WORK TO COMPLETE
Examine the records and identify each line that includes the string "Vagas". Copy those lines.

ROWS
___
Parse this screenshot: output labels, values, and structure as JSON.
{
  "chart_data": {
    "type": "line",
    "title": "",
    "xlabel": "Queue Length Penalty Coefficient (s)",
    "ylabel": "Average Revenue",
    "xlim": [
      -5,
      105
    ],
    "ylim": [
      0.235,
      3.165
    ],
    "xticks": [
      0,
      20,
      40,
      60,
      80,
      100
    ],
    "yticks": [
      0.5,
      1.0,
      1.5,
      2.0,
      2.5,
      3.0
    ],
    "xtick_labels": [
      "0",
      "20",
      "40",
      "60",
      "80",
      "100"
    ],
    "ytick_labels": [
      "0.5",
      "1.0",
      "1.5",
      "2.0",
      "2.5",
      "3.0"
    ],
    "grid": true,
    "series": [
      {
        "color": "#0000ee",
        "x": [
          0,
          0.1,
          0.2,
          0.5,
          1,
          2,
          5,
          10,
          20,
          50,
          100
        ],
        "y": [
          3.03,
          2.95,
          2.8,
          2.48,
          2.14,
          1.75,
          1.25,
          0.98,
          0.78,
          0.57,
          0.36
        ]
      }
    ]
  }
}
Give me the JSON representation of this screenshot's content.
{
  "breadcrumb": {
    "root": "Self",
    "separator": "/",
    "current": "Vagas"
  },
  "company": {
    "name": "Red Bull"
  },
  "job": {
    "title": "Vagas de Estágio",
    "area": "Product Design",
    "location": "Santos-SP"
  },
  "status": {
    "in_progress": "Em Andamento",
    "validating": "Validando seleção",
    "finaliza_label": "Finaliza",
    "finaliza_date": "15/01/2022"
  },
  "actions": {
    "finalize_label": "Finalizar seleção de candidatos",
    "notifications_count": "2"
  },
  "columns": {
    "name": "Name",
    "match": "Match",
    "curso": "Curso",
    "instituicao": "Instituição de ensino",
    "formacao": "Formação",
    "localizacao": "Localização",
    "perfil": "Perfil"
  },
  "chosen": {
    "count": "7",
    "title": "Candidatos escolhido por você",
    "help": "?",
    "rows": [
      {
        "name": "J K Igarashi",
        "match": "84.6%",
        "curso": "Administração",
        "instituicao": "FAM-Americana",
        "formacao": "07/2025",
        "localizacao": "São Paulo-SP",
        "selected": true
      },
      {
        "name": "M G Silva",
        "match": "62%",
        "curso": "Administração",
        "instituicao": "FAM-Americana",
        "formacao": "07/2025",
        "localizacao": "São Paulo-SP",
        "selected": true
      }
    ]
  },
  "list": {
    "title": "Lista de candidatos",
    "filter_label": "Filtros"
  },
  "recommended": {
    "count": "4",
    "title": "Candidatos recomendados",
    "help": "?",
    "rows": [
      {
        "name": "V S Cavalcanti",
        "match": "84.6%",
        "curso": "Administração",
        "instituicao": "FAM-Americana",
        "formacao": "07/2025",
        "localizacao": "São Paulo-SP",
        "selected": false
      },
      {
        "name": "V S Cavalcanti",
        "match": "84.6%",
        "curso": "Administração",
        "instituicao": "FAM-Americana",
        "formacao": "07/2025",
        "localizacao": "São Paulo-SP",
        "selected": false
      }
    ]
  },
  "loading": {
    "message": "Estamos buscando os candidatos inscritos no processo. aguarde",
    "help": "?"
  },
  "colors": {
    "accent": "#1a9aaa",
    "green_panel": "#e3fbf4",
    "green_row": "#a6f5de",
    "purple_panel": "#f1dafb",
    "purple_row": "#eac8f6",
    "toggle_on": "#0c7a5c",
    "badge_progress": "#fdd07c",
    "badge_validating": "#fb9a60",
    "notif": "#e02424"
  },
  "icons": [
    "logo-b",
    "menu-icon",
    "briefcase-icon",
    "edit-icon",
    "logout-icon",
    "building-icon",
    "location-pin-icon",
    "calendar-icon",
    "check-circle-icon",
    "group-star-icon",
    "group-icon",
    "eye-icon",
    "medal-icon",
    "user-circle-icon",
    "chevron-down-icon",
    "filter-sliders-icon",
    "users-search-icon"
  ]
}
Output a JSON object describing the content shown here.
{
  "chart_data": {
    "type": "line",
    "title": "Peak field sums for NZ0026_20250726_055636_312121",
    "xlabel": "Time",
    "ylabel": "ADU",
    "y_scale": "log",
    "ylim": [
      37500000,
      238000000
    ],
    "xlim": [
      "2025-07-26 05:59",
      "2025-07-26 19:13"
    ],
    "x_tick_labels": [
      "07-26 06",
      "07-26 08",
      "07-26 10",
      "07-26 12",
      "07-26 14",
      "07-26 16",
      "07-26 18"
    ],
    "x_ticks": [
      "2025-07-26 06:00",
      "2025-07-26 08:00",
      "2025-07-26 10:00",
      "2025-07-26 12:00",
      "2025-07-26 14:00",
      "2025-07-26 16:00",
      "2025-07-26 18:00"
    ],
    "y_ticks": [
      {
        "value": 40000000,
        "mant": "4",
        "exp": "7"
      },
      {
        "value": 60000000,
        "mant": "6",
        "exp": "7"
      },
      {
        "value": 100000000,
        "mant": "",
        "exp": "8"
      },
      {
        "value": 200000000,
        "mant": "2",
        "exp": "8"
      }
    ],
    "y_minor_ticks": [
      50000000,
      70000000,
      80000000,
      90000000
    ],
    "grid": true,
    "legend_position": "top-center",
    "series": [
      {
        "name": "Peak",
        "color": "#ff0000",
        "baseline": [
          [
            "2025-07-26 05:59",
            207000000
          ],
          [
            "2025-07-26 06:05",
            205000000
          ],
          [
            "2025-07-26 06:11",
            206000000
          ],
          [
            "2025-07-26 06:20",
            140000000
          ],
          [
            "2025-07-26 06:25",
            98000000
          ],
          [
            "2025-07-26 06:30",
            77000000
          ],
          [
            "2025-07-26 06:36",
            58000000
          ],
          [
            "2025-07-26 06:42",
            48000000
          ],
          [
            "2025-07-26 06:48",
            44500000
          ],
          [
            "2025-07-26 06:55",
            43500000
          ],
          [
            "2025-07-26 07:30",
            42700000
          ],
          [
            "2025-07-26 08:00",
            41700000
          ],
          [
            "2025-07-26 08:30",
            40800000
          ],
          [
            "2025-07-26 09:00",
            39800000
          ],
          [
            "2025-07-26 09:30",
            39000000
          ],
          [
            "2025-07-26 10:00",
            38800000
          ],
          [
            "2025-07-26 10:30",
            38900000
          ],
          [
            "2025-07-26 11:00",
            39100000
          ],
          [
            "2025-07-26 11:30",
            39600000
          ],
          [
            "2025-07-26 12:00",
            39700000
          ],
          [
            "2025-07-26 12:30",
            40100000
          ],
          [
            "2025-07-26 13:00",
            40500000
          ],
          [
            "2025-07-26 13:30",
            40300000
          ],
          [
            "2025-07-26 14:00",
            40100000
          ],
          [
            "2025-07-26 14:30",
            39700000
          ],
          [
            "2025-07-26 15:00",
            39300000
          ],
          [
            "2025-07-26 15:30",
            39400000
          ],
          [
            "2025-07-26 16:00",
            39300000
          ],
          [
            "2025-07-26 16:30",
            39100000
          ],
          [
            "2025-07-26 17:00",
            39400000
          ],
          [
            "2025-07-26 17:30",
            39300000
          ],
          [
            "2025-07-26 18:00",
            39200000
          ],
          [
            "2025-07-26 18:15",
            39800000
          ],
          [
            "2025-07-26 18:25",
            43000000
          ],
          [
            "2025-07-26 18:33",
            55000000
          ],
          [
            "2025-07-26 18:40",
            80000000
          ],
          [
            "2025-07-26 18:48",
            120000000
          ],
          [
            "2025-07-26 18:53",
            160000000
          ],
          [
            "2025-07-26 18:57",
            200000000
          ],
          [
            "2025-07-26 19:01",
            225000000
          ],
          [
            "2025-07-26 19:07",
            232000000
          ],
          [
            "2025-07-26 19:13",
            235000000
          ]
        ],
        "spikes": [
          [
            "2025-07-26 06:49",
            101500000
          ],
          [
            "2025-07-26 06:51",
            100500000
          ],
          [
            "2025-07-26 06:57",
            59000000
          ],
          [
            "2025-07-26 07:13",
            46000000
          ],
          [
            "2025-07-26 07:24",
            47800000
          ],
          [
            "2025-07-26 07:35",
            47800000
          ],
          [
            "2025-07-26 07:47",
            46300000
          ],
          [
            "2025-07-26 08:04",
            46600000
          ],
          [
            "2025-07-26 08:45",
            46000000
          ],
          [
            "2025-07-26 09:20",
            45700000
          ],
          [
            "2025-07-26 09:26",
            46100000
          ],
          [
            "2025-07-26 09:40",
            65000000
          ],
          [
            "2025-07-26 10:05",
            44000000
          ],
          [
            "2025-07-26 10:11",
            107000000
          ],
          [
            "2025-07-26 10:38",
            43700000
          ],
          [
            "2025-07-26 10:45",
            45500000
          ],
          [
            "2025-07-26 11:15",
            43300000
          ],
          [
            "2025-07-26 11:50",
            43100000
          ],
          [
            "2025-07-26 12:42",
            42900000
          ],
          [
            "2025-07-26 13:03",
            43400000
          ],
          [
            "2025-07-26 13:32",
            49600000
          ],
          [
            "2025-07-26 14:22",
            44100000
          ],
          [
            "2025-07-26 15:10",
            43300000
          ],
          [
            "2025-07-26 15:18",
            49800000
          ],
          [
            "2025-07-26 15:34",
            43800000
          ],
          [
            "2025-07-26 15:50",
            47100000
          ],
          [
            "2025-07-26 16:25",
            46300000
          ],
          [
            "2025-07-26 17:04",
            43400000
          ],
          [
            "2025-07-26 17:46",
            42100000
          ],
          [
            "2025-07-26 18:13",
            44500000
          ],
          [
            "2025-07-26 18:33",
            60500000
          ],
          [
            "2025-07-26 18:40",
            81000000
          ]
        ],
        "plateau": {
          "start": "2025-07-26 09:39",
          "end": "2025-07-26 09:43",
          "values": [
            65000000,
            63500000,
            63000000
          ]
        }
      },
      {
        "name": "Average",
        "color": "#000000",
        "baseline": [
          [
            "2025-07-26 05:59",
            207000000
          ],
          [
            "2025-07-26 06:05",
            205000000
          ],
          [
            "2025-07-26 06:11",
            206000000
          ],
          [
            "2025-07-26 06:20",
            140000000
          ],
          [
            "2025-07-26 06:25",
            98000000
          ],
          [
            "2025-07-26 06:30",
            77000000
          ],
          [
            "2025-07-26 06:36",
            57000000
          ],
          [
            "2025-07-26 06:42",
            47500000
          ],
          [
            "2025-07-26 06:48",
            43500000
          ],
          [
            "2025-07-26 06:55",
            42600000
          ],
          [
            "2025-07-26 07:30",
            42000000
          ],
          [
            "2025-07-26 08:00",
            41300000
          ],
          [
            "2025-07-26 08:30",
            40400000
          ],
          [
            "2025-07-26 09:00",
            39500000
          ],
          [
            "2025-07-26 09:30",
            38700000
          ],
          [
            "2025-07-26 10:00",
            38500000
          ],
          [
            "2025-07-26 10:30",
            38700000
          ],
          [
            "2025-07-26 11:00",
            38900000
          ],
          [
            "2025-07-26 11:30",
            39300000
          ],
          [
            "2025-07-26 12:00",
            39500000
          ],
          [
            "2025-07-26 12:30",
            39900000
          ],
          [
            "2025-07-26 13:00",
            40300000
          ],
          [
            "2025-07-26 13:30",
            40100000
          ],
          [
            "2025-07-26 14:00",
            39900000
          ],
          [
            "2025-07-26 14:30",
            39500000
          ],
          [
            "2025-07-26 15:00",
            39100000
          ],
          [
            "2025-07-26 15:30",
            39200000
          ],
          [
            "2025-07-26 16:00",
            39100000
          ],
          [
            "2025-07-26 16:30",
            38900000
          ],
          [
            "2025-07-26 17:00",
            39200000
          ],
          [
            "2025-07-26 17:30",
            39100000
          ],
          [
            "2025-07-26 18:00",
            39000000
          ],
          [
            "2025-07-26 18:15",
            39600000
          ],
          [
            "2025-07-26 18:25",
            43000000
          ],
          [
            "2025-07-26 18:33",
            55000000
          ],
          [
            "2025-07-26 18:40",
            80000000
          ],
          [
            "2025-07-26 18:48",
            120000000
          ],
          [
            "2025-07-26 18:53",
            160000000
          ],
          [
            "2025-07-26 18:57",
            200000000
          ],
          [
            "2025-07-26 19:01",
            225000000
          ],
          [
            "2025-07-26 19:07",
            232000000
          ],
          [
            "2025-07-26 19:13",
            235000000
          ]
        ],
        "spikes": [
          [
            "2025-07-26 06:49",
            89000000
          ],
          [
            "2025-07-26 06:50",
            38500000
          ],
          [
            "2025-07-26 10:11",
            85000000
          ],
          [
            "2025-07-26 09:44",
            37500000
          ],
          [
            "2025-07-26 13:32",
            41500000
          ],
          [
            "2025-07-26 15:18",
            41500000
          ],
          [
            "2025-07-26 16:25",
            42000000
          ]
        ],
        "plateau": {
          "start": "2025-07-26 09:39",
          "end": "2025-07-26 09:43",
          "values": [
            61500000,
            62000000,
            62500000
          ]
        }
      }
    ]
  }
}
___
WORKED ANSWER
    "current": "Vagas"
    "title": "Vagas de Estágio",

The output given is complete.